Bombing women and children has been a totally acceptable tactic utilized by Western militaries since at least World War 2, as you know. Was the United States not a Western country when it annihilated dozens of Japanese cities, killing hundreds of thousands of civilians? Or in Vietnam, or Cambodia, or Iraq, or Yugoslavia? And to be clear, this isn’t an “America Bad, therefore Israel also Bad” comparison. It’s just demonstrably true, as far as I can tell, that nothing Israel has done since October 7th is beyond the bounds of what any major Western military has done within our lifetimes, or would do if given a reason to.

Far from being a sign of how different and alien Israelis are compared to us, I think it actually just demonstrates that Israel is having to conquer its indigenous population in the age of social media and ubiquitous video cameras, whereas the United States had the luxury of having finished off the Amerindians long before anyone could have posted our atrocities on Twitter. (The Indians also didn’t have proper schools and hospitals to bomb, so the scale and optics of the destruction of their civilization was less photogenic.) Israel is the only significant modern example of a settler colonial state, which is a geopolitical model intimately familiar to the history of nearly every major Western country.

And the general western sentiment of bombing civilians today is that it is bad.

I'm not taking this comparison seriously. If you think Israel is acting western by repeating what every other western countries now count as dark periods of their respective histories I can only throw my hands in the air.

About this exercise: Rewrite the stretch of the passage on Israel and Western military conduct from "I'm not taking" through "in the air.", putting "shameful chapters" in place of "dark periods".

Data records:
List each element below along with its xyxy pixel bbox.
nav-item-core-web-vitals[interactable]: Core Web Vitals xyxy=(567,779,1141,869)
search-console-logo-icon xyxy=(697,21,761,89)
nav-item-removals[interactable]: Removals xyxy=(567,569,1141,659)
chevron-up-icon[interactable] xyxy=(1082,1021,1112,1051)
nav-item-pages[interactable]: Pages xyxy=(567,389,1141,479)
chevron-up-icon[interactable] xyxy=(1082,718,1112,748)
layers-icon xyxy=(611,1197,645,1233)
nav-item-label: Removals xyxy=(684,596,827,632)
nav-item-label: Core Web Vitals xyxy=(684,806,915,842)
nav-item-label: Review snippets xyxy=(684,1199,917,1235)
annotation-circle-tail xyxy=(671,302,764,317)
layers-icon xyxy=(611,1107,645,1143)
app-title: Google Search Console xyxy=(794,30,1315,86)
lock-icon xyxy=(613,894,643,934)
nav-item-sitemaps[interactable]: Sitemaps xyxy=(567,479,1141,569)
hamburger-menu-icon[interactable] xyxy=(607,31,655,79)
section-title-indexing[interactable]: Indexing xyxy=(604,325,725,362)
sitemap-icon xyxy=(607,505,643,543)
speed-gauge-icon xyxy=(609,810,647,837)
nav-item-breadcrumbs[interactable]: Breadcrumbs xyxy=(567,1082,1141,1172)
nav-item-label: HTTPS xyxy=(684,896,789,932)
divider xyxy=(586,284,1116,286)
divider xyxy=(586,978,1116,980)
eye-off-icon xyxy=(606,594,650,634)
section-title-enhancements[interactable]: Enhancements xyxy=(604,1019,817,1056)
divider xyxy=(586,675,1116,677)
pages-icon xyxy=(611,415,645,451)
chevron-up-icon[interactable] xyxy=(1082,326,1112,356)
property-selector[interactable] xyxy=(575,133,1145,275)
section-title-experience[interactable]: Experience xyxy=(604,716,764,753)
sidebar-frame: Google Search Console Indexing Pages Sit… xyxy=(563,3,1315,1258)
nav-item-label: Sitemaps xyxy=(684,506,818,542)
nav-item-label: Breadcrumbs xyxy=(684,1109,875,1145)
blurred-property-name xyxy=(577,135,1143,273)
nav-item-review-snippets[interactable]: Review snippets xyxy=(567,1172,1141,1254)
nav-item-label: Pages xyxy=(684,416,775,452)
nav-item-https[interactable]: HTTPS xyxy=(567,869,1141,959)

Problem solution:
I'm not taking this comparison seriously. If you think Israel is acting western by repeating what every other western countries now count as shameful chapters of their respective histories I can only throw my hands in the air.